You are to retype all of the data exactly as it appears.

"""

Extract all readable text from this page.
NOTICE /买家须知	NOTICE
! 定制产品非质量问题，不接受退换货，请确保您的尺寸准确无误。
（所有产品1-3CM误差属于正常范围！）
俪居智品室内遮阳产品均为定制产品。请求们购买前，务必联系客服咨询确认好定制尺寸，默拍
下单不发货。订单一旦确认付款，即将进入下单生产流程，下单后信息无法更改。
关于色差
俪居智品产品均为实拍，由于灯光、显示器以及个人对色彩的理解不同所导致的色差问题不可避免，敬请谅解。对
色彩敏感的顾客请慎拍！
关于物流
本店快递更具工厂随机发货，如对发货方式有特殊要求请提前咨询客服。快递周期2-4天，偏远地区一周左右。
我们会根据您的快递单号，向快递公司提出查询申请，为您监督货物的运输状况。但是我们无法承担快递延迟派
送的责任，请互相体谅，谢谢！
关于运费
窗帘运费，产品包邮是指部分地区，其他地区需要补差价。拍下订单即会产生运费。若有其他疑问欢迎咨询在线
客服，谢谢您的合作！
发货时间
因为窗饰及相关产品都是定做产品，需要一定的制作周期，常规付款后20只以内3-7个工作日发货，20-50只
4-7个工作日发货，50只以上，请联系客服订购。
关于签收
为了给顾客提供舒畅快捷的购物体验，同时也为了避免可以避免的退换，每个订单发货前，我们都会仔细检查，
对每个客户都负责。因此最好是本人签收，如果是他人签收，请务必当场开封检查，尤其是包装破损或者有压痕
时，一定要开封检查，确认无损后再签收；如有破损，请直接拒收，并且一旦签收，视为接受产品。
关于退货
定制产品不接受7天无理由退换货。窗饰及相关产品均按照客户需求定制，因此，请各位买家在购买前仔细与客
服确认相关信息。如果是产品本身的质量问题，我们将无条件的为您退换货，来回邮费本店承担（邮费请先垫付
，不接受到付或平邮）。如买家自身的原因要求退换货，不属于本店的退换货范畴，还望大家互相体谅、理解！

"""

● OUTPUT OF THE EXERCISE:
Extract all readable text from this page.
NOTICE /买家须知	NOTICE
! 定制产品非质量问题，不接受退换货，请确保您的尺寸准确无误。
（所有产品1-3CM误差属于正常范围！）
俪居智品室内遮阳产品均为定制产品。请求们购买前，务必联系客服咨询确认好定制尺寸，默拍
下单不发货。订单一旦确认付款，即将进入下单生产流程，下单后信息无法更改。
关于色差
俪居智品产品均为实拍，由于灯光、显示器以及个人对色彩的理解不同所导致的色差问题不可避免，敬请谅解。对
色彩敏感的顾客请慎拍！
关于物流
本店快递更具工厂随机发货，如对发货方式有特殊要求请提前咨询客服。快递周期2-4天，偏远地区一周左右。
我们会根据您的快递单号，向快递公司提出查询申请，为您监督货物的运输状况。但是我们无法承担快递延迟派
送的责任，请互相体谅，谢谢！
关于运费
窗帘运费，产品包邮是指部分地区，其他地区需要补差价。拍下订单即会产生运费。若有其他疑问欢迎咨询在线
客服，谢谢您的合作！
发货时间
因为窗饰及相关产品都是定做产品，需要一定的制作周期，常规付款后20只以内3-7个工作日发货，20-50只
4-7个工作日发货，50只以上，请联系客服订购。
关于签收
为了给顾客提供舒畅快捷的购物体验，同时也为了避免可以避免的退换，每个订单发货前，我们都会仔细检查，
对每个客户都负责。因此最好是本人签收，如果是他人签收，请务必当场开封检查，尤其是包装破损或者有压痕
时，一定要开封检查，确认无损后再签收；如有破损，请直接拒收，并且一旦签收，视为接受产品。
关于退货
定制产品不接受7天无理由退换货。窗饰及相关产品均按照客户需求定制，因此，请各位买家在购买前仔细与客
服确认相关信息。如果是产品本身的质量问题，我们将无条件的为您退换货，来回邮费本店承担（邮费请先垫付
，不接受到付或平邮）。如买家自身的原因要求退换货，不属于本店的退换货范畴，还望大家互相体谅、理解！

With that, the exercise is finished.